## Stated goal
Would you repeat the listing exactly but omit every picture?

* * *

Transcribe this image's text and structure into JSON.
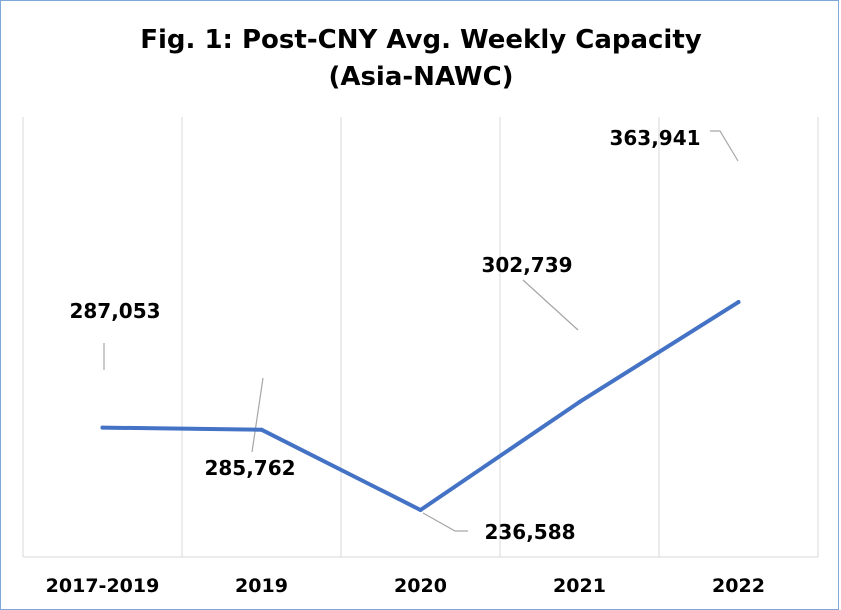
{
  "chart_data": {
    "type": "line",
    "title": "Fig. 1: Post-CNY Avg. Weekly Capacity",
    "subtitle": "(Asia-NAWC)",
    "xlabel": "",
    "ylabel": "",
    "categories": [
      "2017-2019",
      "2019",
      "2020",
      "2021",
      "2022"
    ],
    "series": [
      {
        "values": [
          287053,
          285762,
          236588,
          302739,
          363941
        ],
        "labels": [
          "287,053",
          "285,762",
          "236,588",
          "302,739",
          "363,941"
        ]
      }
    ],
    "ylim": [
      200000,
      375000
    ],
    "grid": {
      "vertical": true,
      "horizontal": false
    },
    "legend": "none",
    "colors": {
      "line": "#4472c4",
      "grid": "#d9d9d9",
      "leader": "#a6a6a6",
      "frame": "#7fa7d8"
    }
  }
}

* * *

## Solution to the exercise
Transcribe this image's text and structure into JSON.
{
  "chart_data": {
    "type": "line",
    "title": "Fig. 1: Post-CNY Avg. Weekly Capacity",
    "subtitle": "(Asia-NAWC)",
    "xlabel": "",
    "ylabel": "",
    "categories": [
      "2017-2019",
      "2019",
      "2020",
      "2021",
      "2022"
    ],
    "series": [
      {
        "values": [
          287053,
          285762,
          236588,
          302739,
          363941
        ],
        "labels": [
          "287,053",
          "285,762",
          "236,588",
          "302,739",
          "363,941"
        ]
      }
    ],
    "ylim": [
      200000,
      375000
    ],
    "grid": {
      "vertical": true,
      "horizontal": false
    },
    "legend": "none",
    "colors": {
      "line": "#4472c4",
      "grid": "#d9d9d9",
      "leader": "#a6a6a6",
      "frame": "#7fa7d8"
    }
  }
}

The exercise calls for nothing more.